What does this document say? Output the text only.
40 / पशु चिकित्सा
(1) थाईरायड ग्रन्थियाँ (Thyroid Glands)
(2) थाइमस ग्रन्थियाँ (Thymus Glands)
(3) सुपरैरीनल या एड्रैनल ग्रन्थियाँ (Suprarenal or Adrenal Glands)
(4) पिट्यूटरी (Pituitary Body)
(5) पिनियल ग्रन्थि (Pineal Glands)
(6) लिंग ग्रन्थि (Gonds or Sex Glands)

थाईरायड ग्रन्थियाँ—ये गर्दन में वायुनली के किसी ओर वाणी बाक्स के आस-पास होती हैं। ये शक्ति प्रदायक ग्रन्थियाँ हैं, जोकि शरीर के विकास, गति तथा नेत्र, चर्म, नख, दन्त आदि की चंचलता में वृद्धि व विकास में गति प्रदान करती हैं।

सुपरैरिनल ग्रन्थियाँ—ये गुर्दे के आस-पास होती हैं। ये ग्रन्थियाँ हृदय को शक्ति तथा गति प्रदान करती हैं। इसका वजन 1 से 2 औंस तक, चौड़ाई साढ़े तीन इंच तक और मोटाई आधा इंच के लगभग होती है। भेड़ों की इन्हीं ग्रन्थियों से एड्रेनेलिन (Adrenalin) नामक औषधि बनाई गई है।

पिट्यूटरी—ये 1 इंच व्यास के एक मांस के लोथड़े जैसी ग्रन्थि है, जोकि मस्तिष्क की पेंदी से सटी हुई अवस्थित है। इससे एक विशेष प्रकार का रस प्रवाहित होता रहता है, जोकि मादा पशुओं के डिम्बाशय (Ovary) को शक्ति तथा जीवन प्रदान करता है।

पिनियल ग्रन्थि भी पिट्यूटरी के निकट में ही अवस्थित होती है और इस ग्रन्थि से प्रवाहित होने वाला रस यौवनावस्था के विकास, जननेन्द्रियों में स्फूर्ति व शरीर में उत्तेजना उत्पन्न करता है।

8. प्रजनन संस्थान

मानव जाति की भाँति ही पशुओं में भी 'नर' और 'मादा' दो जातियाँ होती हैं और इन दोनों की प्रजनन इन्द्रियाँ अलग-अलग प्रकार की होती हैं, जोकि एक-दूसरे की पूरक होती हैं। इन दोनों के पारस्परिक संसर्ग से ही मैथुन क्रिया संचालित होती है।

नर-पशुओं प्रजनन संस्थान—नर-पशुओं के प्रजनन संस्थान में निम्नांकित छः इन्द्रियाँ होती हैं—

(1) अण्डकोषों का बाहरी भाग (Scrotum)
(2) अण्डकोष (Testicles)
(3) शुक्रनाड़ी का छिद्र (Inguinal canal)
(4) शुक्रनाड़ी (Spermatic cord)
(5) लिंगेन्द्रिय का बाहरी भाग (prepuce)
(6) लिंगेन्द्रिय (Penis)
....................
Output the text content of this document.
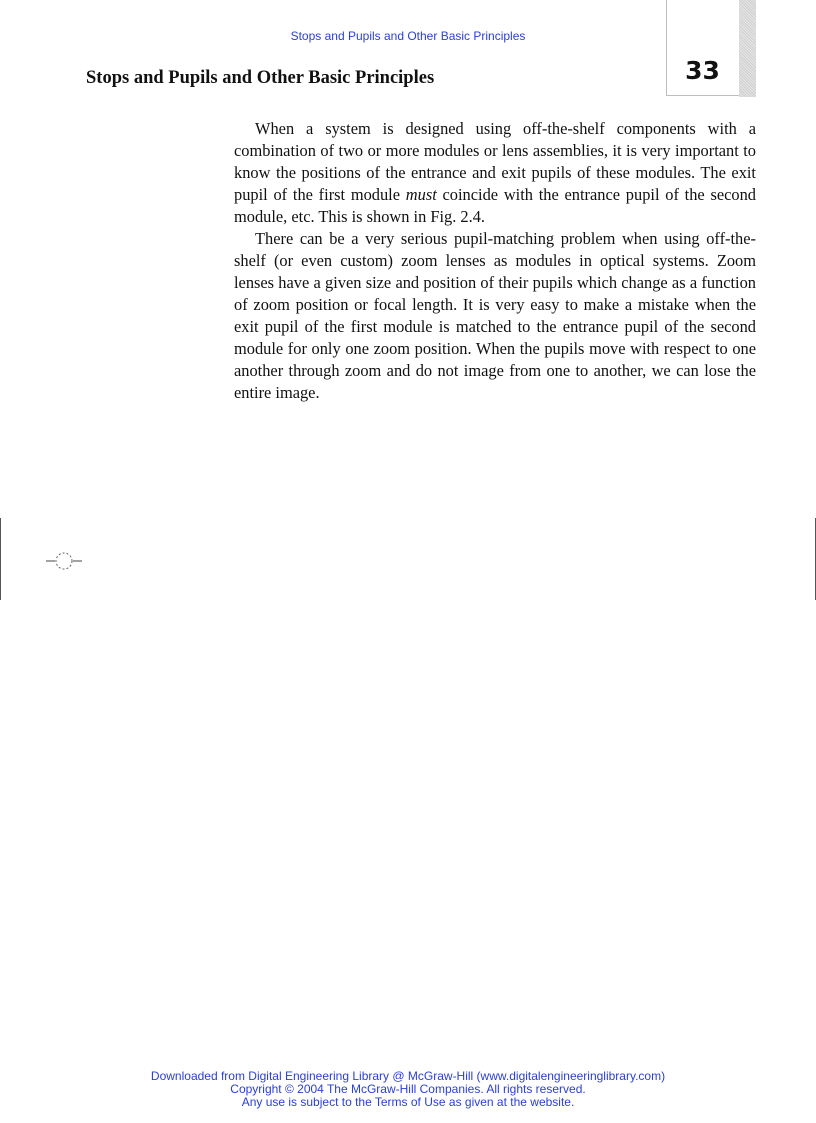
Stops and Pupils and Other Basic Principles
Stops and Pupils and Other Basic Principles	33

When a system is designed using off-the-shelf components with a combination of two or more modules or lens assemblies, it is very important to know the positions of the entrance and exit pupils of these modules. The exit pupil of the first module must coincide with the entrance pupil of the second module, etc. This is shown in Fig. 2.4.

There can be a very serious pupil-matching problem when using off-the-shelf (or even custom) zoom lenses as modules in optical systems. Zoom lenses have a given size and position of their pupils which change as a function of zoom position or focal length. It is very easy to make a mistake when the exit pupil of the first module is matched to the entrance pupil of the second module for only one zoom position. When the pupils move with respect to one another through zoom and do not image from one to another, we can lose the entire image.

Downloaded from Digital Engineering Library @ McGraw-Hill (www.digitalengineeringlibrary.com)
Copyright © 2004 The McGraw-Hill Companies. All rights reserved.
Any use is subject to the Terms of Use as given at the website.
....................
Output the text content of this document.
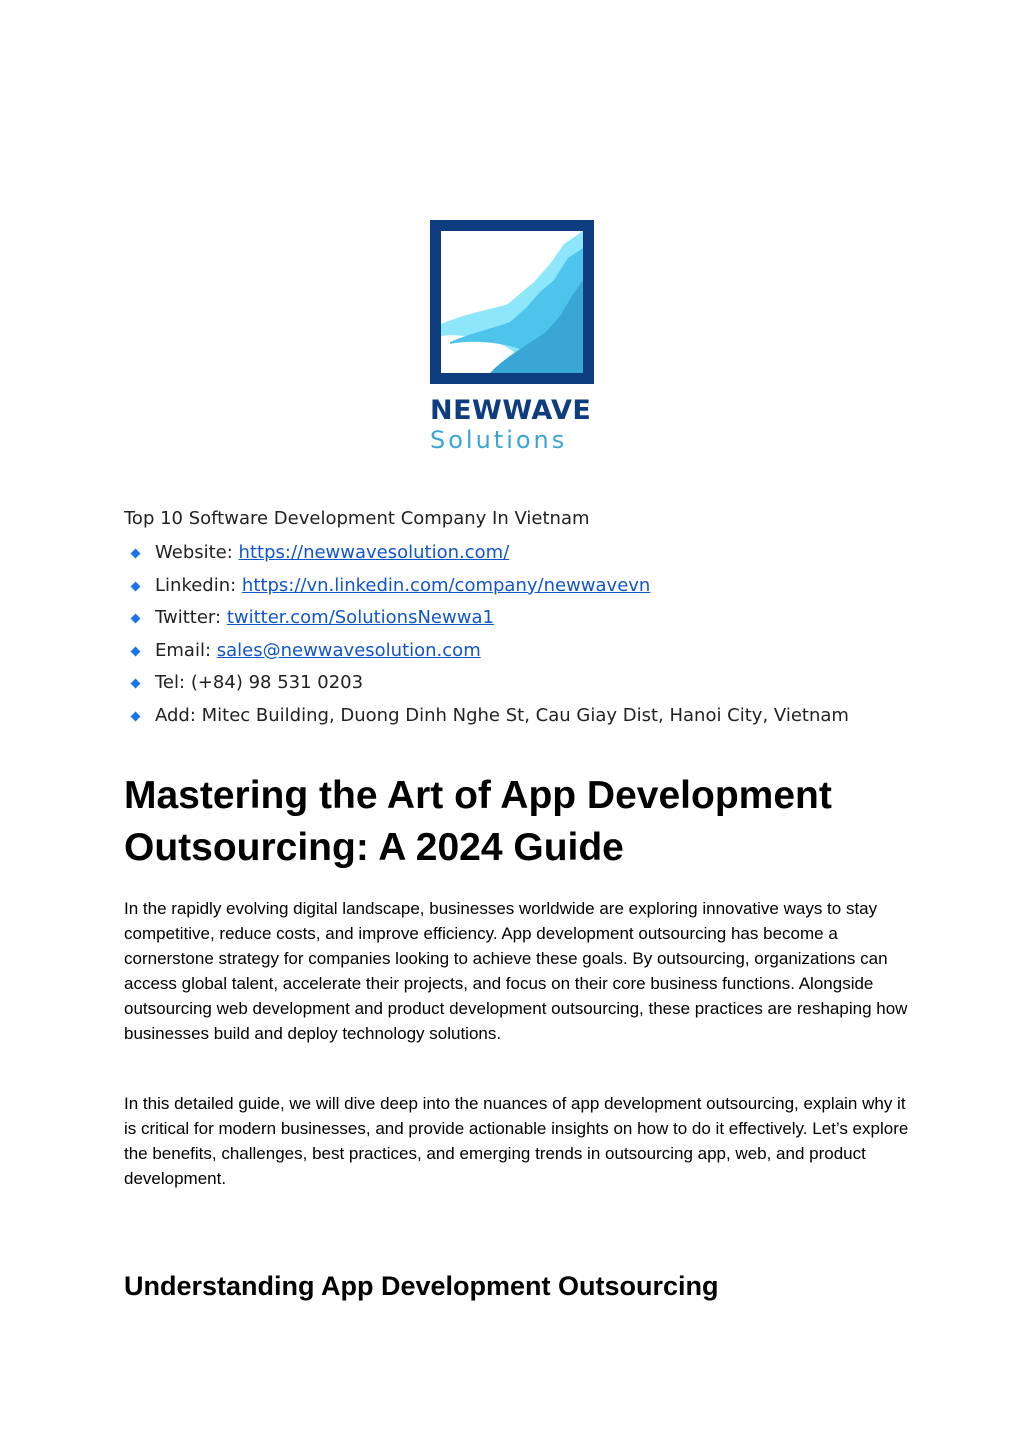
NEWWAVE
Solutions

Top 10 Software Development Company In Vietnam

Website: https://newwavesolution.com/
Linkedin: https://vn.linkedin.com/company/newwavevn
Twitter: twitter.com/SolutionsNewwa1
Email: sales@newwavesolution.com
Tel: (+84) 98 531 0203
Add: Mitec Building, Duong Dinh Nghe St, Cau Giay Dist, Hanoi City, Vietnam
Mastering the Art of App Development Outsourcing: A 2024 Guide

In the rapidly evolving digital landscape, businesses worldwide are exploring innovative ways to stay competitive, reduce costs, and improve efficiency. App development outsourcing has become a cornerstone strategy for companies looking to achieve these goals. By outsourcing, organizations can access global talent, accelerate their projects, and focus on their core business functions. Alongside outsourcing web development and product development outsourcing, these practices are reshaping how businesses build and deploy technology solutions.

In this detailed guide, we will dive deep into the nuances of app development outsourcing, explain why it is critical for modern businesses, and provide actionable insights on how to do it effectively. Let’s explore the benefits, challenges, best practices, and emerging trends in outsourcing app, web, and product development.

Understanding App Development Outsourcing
....................
Look through the records and gather every line containing "product".

In the rapidly evolving digital landscape, businesses worldwide are exploring innovative ways to stay competitive, reduce costs, and improve efficiency. App development outsourcing has become a cornerstone strategy for companies looking to achieve these goals. By outsourcing, organizations can access global talent, accelerate their projects, and focus on their core business functions. Alongside outsourcing web development and product development outsourcing, these practices are reshaping how businesses build and deploy technology solutions.
In this detailed guide, we will dive deep into the nuances of app development outsourcing, explain why it is critical for modern businesses, and provide actionable insights on how to do it effectively. Let’s explore the benefits, challenges, best practices, and emerging trends in outsourcing app, web, and product development.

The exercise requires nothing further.